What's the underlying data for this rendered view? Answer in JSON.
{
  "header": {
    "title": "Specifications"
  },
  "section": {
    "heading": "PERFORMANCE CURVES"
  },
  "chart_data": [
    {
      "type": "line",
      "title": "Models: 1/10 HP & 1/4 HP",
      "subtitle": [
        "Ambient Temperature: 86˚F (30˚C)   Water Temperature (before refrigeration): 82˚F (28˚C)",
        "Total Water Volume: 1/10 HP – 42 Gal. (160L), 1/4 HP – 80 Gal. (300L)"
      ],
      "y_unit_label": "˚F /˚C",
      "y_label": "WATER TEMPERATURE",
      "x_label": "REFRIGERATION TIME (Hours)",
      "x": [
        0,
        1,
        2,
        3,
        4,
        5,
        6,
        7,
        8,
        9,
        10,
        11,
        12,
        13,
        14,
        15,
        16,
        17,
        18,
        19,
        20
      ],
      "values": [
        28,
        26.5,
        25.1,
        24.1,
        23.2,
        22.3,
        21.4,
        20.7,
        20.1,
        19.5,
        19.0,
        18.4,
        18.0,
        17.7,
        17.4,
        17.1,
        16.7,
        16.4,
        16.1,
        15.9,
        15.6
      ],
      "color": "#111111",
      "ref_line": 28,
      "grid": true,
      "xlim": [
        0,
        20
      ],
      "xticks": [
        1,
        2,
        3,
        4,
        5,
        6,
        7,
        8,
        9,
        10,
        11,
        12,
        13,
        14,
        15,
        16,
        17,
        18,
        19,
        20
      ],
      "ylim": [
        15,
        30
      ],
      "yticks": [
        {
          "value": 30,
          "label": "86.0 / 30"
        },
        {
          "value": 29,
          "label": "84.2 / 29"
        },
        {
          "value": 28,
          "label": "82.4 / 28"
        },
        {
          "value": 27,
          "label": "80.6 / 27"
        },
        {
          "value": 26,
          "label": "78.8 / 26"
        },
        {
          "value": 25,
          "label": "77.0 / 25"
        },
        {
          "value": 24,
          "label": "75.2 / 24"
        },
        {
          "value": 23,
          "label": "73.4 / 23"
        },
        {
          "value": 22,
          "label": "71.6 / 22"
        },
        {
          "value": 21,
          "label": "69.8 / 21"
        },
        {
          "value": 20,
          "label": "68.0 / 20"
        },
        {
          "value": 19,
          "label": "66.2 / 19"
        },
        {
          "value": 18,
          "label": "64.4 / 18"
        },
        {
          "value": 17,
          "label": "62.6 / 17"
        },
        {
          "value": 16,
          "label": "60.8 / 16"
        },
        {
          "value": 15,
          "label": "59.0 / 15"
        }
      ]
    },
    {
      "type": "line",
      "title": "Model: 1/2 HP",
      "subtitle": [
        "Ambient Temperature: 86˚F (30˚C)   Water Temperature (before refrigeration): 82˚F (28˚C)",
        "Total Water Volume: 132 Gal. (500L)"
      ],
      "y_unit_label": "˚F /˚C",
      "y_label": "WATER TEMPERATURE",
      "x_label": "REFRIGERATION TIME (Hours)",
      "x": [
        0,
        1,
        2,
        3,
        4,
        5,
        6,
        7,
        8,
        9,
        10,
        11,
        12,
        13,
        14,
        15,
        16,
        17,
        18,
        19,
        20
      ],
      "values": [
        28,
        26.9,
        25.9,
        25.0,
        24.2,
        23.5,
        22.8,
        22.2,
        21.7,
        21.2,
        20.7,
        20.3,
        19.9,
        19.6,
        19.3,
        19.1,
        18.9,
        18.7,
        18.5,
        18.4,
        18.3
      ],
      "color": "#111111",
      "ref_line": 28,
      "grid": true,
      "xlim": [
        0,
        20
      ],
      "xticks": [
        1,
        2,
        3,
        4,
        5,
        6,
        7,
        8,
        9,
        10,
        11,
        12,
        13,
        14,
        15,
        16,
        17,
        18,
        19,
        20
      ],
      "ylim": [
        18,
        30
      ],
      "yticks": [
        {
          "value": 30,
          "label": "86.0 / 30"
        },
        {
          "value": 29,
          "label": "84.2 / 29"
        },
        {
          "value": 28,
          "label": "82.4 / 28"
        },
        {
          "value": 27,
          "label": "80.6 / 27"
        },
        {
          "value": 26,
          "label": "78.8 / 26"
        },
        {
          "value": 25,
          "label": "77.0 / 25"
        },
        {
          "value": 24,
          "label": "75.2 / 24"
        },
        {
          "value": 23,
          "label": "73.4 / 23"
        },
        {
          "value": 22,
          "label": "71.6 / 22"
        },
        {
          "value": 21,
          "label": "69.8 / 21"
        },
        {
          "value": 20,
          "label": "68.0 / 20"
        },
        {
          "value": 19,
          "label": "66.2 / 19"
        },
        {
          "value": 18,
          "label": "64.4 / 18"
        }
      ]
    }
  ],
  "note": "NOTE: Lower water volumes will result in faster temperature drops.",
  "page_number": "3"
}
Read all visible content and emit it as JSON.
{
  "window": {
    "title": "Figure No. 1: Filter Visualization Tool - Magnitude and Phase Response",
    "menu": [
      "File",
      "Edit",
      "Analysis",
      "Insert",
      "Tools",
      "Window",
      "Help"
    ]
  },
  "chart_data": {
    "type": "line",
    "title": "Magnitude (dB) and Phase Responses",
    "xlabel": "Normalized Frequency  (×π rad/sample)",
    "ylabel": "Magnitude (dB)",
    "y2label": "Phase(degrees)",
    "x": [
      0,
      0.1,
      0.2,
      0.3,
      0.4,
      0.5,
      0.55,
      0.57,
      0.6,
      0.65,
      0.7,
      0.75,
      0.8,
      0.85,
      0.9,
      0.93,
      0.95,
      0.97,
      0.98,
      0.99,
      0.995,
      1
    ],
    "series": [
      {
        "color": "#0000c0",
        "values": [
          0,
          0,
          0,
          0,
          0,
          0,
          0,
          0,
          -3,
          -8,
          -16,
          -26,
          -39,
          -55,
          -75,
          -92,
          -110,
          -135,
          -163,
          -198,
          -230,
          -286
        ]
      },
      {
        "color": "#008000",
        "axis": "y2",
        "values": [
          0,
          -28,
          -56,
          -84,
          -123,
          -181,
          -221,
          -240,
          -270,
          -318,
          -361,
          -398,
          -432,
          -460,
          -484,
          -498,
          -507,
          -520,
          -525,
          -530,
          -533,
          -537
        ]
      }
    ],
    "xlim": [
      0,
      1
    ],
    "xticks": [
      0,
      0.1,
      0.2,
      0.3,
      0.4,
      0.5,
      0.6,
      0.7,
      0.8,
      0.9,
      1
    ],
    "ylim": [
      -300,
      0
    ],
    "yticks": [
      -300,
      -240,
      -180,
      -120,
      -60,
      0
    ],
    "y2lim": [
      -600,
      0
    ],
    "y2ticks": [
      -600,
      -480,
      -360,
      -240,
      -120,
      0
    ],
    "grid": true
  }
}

============

### PROBLEM TO WORK ON
Which lines contain the word "JSON"? Copy each of them.

### CORRECT ANSWER
What's the underlying data for this rendered view? Answer in JSON.
Read all visible content and emit it as JSON.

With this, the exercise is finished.